Data shown:
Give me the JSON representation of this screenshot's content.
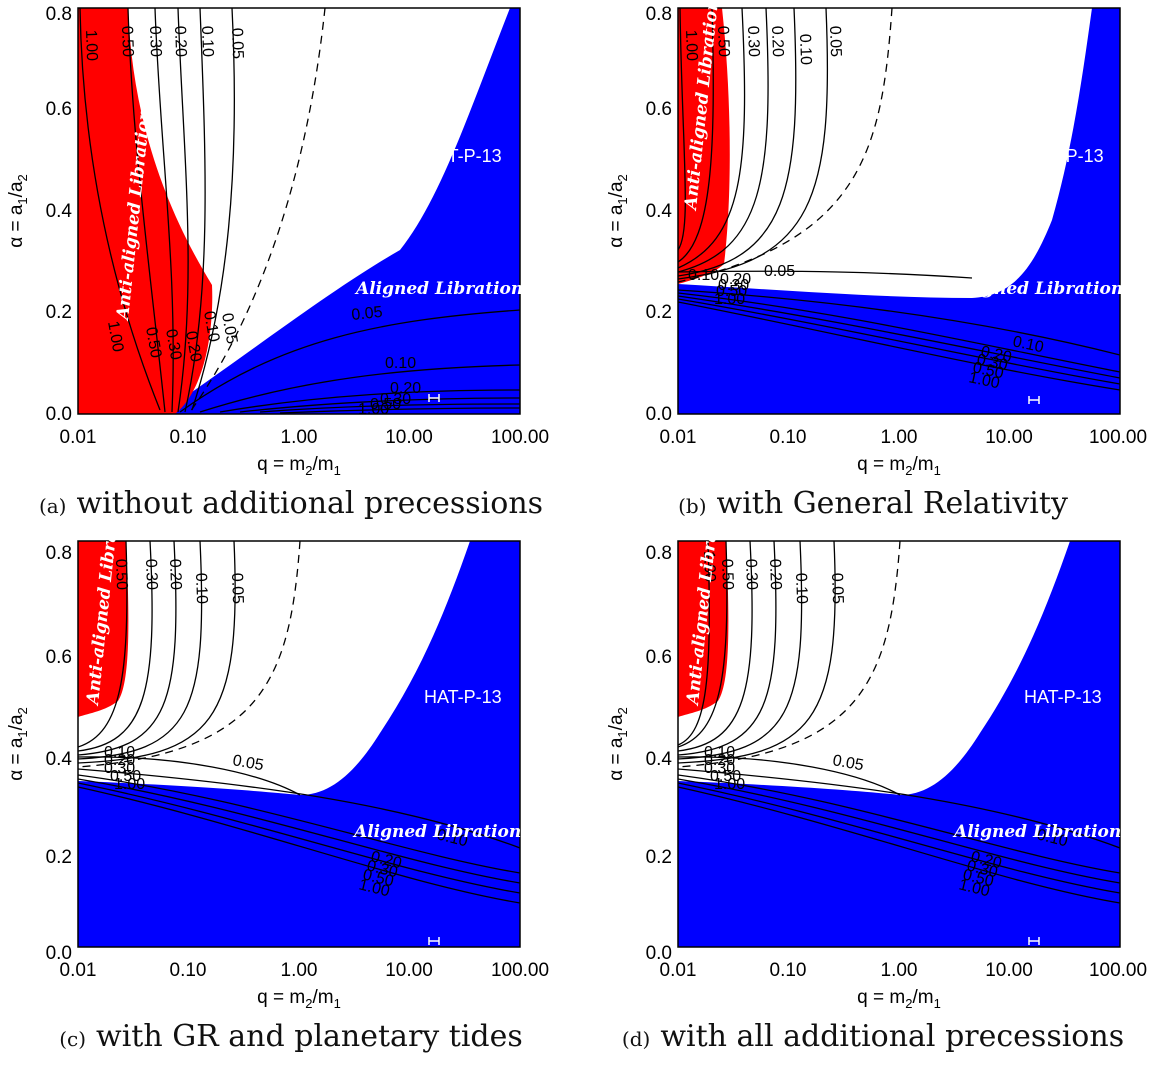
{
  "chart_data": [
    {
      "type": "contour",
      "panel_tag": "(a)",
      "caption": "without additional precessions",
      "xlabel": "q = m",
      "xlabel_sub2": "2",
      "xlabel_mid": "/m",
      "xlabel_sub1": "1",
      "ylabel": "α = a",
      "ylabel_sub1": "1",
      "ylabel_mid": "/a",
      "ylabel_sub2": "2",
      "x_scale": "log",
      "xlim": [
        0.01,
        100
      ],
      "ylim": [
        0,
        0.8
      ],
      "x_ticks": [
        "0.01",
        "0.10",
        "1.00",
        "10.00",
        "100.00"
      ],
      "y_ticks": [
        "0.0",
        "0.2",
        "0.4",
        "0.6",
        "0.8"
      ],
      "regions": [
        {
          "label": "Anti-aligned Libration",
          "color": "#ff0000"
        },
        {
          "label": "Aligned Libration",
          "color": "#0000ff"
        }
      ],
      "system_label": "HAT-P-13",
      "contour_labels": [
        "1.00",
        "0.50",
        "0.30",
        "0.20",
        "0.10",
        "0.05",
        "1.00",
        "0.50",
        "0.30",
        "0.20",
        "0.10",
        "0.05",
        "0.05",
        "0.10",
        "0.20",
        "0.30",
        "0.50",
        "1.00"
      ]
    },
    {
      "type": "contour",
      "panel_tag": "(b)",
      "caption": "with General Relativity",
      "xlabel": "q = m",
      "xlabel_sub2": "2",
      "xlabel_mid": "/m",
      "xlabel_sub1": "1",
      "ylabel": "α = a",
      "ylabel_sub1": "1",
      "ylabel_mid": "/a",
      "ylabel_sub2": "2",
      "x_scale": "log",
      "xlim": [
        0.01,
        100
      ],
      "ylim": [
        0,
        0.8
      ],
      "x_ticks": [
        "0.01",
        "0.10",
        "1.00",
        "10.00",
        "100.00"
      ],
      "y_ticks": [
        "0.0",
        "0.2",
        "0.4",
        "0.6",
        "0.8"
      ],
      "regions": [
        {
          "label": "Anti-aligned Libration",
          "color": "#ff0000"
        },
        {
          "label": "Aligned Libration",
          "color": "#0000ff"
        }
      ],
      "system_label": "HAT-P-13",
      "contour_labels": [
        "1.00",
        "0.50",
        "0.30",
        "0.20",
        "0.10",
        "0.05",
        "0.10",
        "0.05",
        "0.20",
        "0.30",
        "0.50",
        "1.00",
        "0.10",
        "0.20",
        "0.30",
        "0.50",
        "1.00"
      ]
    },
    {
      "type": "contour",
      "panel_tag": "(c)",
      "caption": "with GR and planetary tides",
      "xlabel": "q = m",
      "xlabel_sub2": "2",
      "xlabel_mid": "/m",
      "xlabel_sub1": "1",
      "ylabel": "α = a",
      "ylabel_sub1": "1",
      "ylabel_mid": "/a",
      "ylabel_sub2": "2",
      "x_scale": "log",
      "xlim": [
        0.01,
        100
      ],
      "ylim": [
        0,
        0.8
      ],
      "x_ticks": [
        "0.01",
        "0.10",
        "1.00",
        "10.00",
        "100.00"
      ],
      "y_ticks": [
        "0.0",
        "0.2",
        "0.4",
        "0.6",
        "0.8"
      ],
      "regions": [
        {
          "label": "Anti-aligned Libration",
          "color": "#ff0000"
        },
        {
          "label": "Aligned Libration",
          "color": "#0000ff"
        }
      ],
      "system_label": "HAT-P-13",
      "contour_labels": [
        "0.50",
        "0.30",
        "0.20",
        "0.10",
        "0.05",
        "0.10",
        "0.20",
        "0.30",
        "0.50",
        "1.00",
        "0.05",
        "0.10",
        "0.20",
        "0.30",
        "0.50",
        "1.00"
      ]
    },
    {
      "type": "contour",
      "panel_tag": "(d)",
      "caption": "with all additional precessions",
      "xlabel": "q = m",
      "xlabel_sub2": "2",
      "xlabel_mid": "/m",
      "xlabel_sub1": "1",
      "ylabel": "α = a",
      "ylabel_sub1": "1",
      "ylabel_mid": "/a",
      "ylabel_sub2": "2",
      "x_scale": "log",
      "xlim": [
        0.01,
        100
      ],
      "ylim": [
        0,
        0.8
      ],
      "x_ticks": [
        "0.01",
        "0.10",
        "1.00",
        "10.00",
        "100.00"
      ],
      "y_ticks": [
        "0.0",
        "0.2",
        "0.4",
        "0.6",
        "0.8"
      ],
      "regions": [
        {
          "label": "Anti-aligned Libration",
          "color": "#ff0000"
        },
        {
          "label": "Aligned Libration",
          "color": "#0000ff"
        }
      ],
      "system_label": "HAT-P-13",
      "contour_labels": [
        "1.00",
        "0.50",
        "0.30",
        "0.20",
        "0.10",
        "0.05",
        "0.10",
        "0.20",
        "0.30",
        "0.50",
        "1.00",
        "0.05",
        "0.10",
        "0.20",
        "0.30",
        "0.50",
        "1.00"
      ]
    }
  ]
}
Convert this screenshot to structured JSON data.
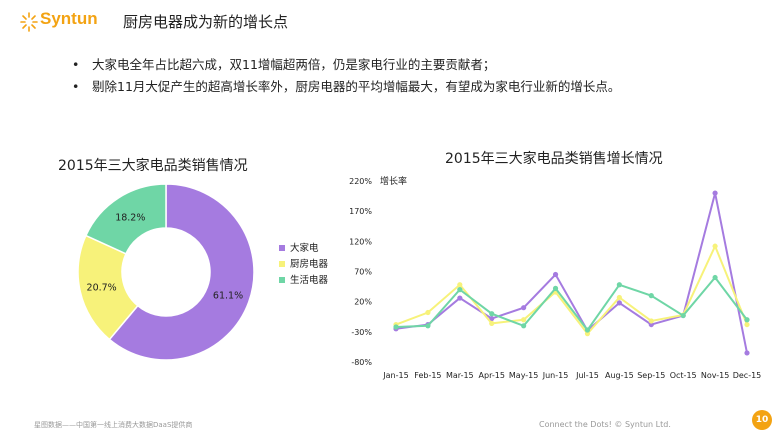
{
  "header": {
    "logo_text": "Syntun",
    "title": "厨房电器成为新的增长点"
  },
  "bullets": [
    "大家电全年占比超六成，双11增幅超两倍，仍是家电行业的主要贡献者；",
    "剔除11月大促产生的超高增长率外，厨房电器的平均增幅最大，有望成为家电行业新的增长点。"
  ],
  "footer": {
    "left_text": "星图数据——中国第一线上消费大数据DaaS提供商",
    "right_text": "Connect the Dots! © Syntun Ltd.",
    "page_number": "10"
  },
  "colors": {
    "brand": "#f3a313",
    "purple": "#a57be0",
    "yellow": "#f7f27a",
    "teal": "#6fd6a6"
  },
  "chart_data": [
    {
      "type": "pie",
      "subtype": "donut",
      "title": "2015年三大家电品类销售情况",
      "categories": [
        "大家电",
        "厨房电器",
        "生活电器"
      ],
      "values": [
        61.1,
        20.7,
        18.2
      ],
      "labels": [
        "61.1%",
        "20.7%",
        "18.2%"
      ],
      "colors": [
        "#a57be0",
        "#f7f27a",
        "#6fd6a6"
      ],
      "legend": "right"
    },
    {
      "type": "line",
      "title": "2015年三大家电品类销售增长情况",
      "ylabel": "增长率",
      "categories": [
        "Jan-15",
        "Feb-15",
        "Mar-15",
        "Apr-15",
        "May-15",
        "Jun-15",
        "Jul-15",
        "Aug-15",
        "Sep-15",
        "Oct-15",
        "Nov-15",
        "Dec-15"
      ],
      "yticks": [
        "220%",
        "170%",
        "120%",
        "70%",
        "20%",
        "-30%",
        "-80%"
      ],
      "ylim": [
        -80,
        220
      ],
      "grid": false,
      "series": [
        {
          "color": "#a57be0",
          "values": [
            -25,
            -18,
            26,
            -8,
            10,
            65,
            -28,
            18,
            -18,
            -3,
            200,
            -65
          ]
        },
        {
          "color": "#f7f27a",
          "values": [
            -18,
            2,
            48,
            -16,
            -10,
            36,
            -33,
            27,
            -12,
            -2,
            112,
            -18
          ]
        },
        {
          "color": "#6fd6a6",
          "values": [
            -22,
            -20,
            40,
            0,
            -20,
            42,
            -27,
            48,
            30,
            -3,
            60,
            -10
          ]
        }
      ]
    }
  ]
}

---

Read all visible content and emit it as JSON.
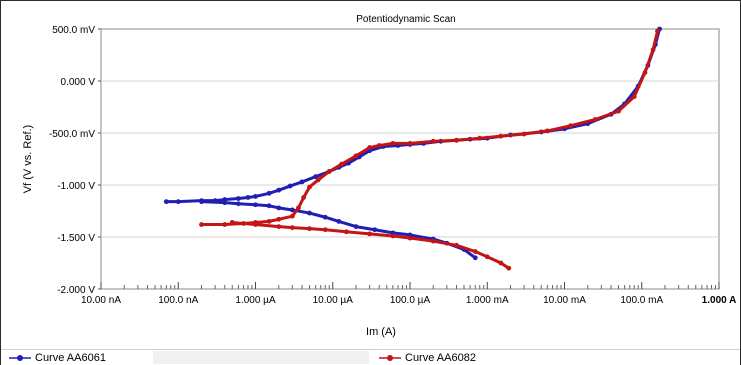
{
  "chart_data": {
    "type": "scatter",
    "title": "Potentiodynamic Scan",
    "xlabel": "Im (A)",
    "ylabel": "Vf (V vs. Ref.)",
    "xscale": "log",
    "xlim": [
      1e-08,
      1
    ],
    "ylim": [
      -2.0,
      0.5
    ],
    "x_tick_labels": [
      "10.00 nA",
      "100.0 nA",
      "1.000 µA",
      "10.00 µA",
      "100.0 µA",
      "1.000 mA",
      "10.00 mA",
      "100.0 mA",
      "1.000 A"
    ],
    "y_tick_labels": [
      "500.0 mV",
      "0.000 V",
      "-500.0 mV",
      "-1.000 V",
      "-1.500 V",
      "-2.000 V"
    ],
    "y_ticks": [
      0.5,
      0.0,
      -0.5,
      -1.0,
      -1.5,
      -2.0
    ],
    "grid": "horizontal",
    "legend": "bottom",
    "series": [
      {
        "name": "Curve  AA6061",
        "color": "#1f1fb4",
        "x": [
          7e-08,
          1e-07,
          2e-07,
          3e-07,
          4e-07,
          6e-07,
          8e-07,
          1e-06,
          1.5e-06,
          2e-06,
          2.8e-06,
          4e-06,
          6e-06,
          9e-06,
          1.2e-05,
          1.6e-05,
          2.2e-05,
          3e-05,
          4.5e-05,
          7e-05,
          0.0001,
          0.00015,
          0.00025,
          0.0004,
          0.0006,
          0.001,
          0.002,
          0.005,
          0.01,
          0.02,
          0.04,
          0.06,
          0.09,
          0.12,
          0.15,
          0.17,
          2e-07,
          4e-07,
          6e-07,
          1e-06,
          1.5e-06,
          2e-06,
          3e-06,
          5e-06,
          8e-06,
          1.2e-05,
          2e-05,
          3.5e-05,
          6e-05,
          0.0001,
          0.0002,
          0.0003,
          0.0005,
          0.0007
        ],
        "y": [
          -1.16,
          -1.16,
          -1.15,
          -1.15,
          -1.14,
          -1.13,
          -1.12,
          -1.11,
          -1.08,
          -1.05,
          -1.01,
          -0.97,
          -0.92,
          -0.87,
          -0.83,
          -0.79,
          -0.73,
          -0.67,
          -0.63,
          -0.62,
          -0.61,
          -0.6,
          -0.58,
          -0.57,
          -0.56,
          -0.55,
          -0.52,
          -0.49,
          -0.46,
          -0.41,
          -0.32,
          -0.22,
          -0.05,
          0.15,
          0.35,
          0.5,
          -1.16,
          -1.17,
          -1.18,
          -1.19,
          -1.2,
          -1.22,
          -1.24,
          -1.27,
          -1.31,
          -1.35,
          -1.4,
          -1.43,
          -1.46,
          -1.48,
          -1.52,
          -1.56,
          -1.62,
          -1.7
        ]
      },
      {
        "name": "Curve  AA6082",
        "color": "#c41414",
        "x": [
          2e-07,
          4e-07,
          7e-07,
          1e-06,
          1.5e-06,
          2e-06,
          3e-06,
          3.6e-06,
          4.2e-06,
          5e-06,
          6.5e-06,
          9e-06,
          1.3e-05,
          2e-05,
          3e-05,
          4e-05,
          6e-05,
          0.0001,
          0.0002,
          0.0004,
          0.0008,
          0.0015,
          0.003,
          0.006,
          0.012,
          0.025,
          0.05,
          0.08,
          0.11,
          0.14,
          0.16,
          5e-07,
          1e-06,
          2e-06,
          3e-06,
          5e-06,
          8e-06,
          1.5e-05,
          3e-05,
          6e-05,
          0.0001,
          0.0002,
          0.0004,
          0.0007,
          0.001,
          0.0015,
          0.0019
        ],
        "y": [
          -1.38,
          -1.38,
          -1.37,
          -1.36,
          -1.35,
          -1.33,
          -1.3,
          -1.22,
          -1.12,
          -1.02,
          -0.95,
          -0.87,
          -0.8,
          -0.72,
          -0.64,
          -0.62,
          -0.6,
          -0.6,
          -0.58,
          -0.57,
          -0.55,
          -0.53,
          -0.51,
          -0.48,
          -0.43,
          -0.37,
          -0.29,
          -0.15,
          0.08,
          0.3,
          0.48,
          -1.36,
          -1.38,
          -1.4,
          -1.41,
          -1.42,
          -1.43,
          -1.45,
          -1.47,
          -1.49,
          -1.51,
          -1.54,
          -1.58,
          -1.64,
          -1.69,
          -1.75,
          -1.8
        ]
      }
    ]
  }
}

* * *

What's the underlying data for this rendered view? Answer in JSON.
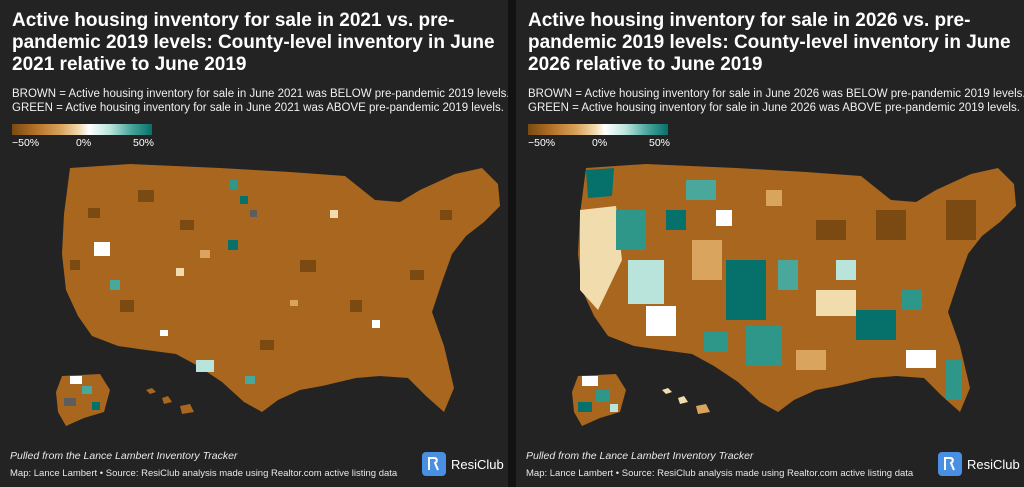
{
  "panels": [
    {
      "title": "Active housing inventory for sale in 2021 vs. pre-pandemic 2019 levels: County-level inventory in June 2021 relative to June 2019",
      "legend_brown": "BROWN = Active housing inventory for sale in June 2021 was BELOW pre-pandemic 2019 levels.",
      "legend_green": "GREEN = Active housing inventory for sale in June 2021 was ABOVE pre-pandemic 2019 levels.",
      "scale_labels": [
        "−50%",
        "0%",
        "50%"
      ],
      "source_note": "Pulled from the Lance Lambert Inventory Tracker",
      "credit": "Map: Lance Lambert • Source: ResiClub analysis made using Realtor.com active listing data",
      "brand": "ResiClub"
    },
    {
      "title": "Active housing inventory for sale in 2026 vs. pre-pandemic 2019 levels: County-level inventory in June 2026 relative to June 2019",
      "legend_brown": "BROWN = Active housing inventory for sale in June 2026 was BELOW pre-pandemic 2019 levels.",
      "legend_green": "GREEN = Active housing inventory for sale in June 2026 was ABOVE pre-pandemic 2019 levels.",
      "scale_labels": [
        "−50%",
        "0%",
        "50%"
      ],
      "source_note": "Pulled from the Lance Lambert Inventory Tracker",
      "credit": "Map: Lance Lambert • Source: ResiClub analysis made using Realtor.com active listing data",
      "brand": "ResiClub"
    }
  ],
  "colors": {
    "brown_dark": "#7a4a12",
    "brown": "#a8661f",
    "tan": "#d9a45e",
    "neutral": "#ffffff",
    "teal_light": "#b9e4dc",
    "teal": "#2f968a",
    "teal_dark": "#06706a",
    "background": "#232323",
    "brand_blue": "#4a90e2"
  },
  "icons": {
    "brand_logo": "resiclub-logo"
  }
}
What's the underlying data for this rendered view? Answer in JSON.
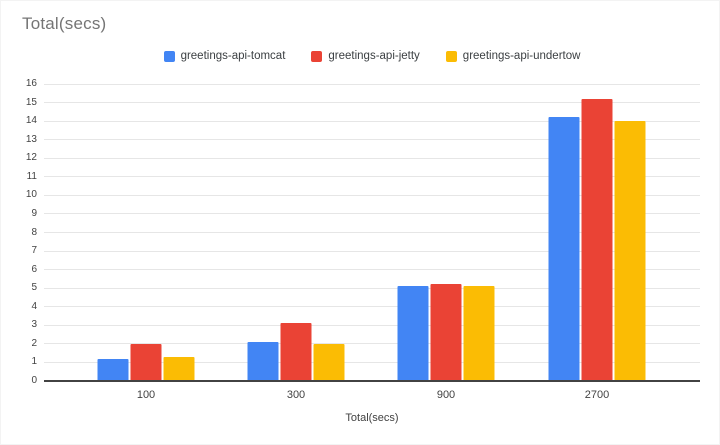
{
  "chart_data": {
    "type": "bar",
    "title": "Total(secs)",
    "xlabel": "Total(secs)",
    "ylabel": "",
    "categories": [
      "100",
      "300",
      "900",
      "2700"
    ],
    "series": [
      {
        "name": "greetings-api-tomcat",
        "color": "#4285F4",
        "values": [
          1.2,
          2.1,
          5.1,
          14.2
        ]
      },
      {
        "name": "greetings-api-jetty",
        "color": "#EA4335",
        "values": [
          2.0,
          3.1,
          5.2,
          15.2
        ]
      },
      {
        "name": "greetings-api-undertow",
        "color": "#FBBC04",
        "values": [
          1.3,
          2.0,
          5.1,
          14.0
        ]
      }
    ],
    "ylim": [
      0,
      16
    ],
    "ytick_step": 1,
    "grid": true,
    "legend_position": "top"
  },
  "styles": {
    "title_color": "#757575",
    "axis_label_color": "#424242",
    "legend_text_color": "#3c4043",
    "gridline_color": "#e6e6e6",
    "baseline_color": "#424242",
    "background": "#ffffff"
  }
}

Problem to work on: In the lines above, locate the string "relative". Copy every line where it occurs.

Output of the task:
      "title": "Active housing inventory for sale in 2021 vs. pre-pandemic 2019 levels: County-level inventory in June 2021 relative to June 2019",
      "title": "Active housing inventory for sale in 2026 vs. pre-pandemic 2019 levels: County-level inventory in June 2026 relative to June 2019",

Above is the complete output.